— Start of RECORDED DATA —

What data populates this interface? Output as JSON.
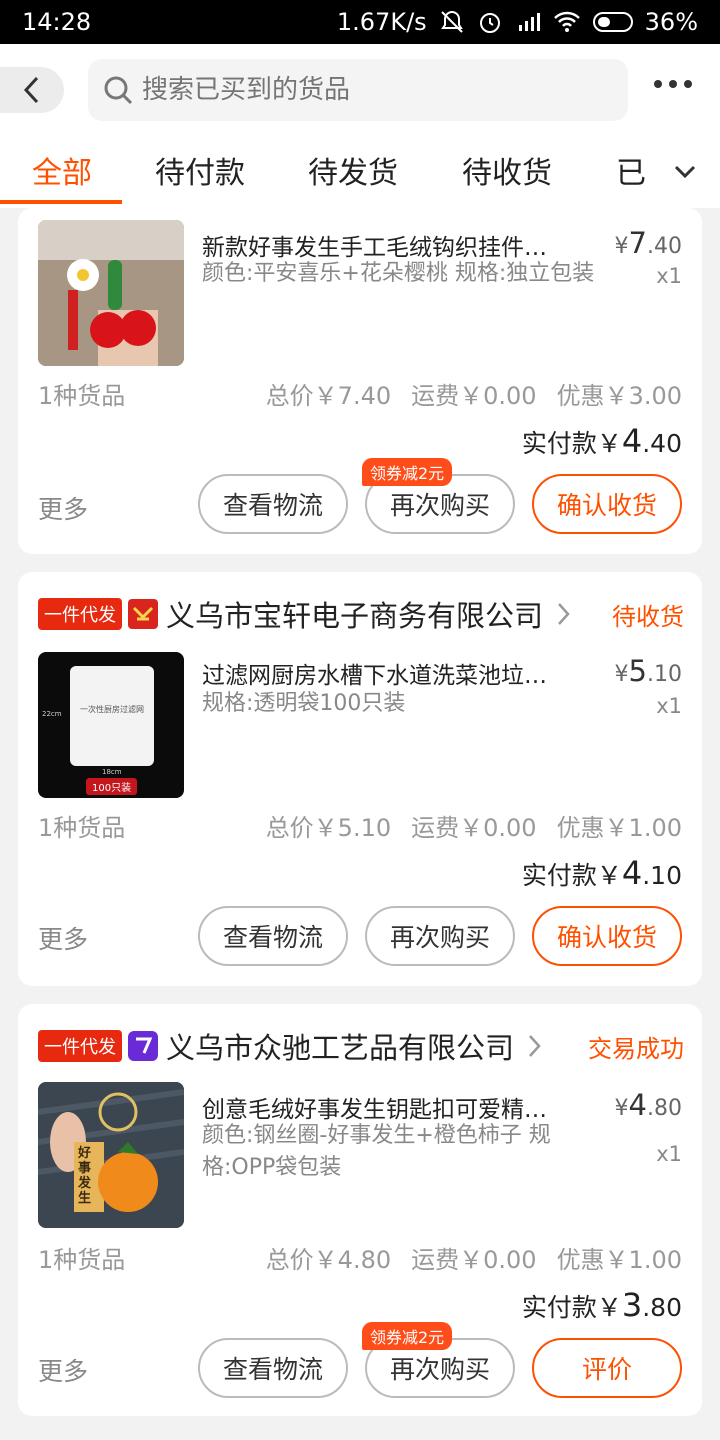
{
  "status": {
    "time": "14:28",
    "speed": "1.67K/s",
    "battery": "36%"
  },
  "search": {
    "placeholder": "搜索已买到的货品"
  },
  "tabs": [
    {
      "label": "全部"
    },
    {
      "label": "待付款"
    },
    {
      "label": "待发货"
    },
    {
      "label": "待收货"
    },
    {
      "label": "已"
    }
  ],
  "orders": [
    {
      "title": "新款好事发生手工毛绒钩织挂件…",
      "spec": "颜色:平安喜乐+花朵樱桃 规格:独立包装",
      "price_yen": "¥",
      "price_int": "7",
      "price_dec": ".40",
      "qty": "x1",
      "count": "1种货品",
      "total": "总价￥7.40",
      "shipping": "运费￥0.00",
      "discount": "优惠￥3.00",
      "paid_label": "实付款",
      "paid_yen": "￥",
      "paid_int": "4",
      "paid_dec": ".40",
      "more": "更多",
      "btn1": "查看物流",
      "btn2": "再次购买",
      "btn3": "确认收货",
      "coupon": "领券减2元"
    },
    {
      "badge": "一件代发",
      "shop": "义乌市宝轩电子商务有限公司",
      "status": "待收货",
      "title": "过滤网厨房水槽下水道洗菜池垃…",
      "spec": "规格:透明袋100只装",
      "price_yen": "¥",
      "price_int": "5",
      "price_dec": ".10",
      "qty": "x1",
      "count": "1种货品",
      "total": "总价￥5.10",
      "shipping": "运费￥0.00",
      "discount": "优惠￥1.00",
      "paid_label": "实付款",
      "paid_yen": "￥",
      "paid_int": "4",
      "paid_dec": ".10",
      "more": "更多",
      "btn1": "查看物流",
      "btn2": "再次购买",
      "btn3": "确认收货",
      "thumb_text": "一次性厨房过滤网",
      "thumb_tag": "100只装",
      "thumb_h": "22cm",
      "thumb_w": "18cm"
    },
    {
      "badge": "一件代发",
      "shop": "义乌市众驰工艺品有限公司",
      "status": "交易成功",
      "title": "创意毛绒好事发生钥匙扣可爱精…",
      "spec": "颜色:钢丝圈-好事发生+橙色柿子 规格:OPP袋包装",
      "price_yen": "¥",
      "price_int": "4",
      "price_dec": ".80",
      "qty": "x1",
      "count": "1种货品",
      "total": "总价￥4.80",
      "shipping": "运费￥0.00",
      "discount": "优惠￥1.00",
      "paid_label": "实付款",
      "paid_yen": "￥",
      "paid_int": "3",
      "paid_dec": ".80",
      "more": "更多",
      "btn1": "查看物流",
      "btn2": "再次购买",
      "btn3": "评价",
      "coupon": "领券减2元",
      "thumb_tag": "好事发生"
    }
  ],
  "colors": {
    "accent": "#ff5000",
    "badge": "#e72a0f"
  }
}
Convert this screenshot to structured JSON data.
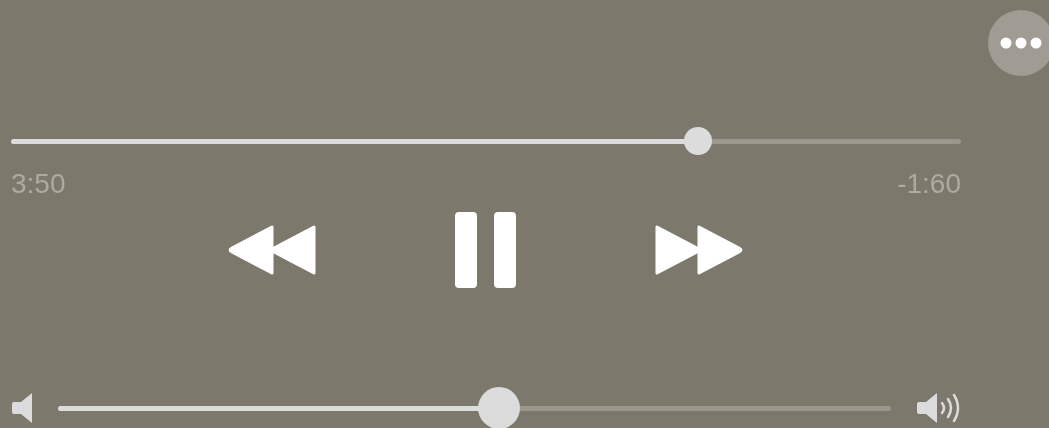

— End of RECORDED DATA —

## [SET EXERCISE]
Pull out all lines in the data above that include "shop".

## [COMPLETE OUTPUT]
      "shop": "义乌市宝轩电子商务有限公司",
      "shop": "义乌市众驰工艺品有限公司",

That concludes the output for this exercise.